EXERCISE TASKS:
(1) List the titles of the numbered steps in the ArchivesSpace forum post below.
(2) Translate this sentence from the ArchivesSpace forum post into Spanish: "Below are some instructions I wrote up (pasted from a txt file) for batch exporting EAD through the API using Curl in Windows Powershell."
(3) According to the ArchivesSpace forum post, in what format must the list of resource IDs be included to export all resources with one call?

TEXT EXCERPT:
━━━━

[Archivesspace_Users_Group] cURL for bulk export of EAD in xml?

Noah Huffman noah.huffman at duke.edu
Wed Mar 18 14:00:22 EDT 2015


Below are some instructions I wrote up (pasted from a txt file) for batch exporting EAD through the API using Curl in Windows Powershell.

You can use one call to export all the resources, you just have to obtain and then include the entire list of resource IDs in the call in this format "{1, 11, 21, 31, ...}."

Hope this helps.


Steps for Batch Exporting EAD from ArchivesSpace using CURL (Windows Powershell) and REST API

1. Obtain Session Token from ASpace backend (9089) Using CURL

Command: curl -Fpassword=admin "[backend-url]/users/admin/login"

2. Copy Token from response and store as the variable $TOKEN

Command: $TOKEN = "8e5813109906328fd4ba1cf68be3435cb3b763b056f3d9ca2d992ccac9db794d"

3. Obtain a list of resource record identifiers in the appropriate ASpace repository and store as a variable $IDs

Command: $IDs= curl -H "X-ArchivesSpace-Session: $TOKEN" "[backend-url]/repositories/[repository number]/resources?all_ids=1"

━━━━

MATERIAL PROVIDED:
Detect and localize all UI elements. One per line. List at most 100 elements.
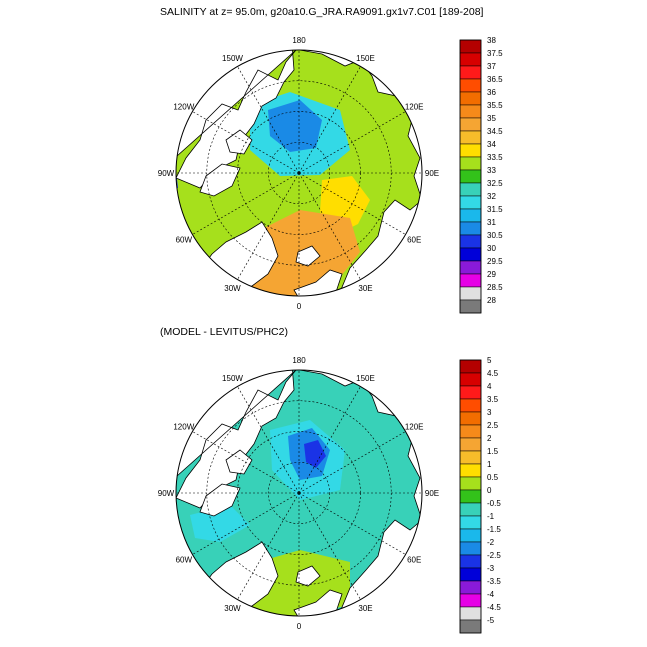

━━━━

ANSWERS FOR THE EXERCISE:
(1)
1. Obtain Session Token from ASpace backend (9089) Using CURL
2. Copy Token from response and store as the variable $TOKEN
3. Obtain a list of resource record identifiers in the appropriate ASpace repository and store as a variable $IDs

(2) A continuación hay unas instrucciones que redacté (pegadas de un archivo txt) para exportar EAD por lotes a través de la API usando Curl en Windows Powershell.

(3) In the format "{1, 11, 21, 31, ...}."